== What you should do ==
Below are the records; copy each line in them that holds the word "chelating".

** START Excerpted records **

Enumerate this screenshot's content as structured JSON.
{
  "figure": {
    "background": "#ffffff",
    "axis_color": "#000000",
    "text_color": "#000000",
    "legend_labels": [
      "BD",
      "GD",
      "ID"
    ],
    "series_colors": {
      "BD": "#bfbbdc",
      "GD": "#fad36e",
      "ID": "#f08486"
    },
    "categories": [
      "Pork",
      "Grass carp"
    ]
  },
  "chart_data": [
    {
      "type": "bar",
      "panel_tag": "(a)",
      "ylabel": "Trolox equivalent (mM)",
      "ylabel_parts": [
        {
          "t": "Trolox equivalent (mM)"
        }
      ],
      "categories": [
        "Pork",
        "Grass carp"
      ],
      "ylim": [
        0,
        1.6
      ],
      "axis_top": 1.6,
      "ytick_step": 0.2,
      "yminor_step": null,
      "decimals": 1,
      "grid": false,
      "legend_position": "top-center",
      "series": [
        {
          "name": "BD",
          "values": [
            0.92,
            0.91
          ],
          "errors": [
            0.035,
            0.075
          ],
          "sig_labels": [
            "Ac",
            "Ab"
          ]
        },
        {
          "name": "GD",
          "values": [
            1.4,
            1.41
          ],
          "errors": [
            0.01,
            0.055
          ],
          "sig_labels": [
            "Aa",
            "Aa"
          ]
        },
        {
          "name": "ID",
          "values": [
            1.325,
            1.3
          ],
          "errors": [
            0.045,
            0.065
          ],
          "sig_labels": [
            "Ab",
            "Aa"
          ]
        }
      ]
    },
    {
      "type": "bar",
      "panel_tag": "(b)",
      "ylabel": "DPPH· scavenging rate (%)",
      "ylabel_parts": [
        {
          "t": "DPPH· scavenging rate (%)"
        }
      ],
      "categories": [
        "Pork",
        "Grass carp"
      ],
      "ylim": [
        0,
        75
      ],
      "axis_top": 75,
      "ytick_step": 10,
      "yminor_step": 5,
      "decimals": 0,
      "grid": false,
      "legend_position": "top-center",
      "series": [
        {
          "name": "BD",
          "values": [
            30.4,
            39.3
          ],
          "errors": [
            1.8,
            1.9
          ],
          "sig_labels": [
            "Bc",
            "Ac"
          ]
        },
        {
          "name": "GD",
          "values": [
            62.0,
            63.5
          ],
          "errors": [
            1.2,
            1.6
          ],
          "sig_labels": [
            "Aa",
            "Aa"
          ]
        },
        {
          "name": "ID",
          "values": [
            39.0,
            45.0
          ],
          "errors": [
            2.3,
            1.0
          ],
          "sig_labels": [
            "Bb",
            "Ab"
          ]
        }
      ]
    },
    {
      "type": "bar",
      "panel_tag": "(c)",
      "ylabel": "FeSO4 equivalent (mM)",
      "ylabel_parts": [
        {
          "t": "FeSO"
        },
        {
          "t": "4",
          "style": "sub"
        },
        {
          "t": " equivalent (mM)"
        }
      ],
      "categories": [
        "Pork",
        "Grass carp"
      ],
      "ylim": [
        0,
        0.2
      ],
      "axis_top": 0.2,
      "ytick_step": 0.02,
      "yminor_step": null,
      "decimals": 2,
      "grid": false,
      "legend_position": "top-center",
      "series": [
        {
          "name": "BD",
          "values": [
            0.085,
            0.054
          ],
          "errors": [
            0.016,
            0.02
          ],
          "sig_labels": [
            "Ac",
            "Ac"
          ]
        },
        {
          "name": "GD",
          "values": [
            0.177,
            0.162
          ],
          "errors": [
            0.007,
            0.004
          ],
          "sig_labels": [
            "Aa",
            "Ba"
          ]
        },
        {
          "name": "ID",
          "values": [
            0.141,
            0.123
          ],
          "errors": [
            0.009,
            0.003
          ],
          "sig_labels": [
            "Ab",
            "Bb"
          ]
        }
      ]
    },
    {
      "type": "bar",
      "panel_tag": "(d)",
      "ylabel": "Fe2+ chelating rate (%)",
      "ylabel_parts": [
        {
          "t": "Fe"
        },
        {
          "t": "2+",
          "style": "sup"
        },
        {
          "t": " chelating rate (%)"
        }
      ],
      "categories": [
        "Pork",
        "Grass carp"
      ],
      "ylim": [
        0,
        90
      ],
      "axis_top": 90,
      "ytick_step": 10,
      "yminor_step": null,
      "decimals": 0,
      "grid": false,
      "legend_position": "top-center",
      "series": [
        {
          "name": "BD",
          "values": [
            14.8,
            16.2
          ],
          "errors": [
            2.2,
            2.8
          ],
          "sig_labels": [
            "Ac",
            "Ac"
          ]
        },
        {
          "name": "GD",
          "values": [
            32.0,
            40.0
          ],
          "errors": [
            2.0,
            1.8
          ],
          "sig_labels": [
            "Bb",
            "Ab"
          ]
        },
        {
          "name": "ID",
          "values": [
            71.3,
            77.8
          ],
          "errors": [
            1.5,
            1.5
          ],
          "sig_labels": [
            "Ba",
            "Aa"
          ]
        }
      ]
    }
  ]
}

** END Excerpted records **

== Full output ==
      "ylabel": "Fe2+ chelating rate (%)",
          "t": " chelating rate (%)"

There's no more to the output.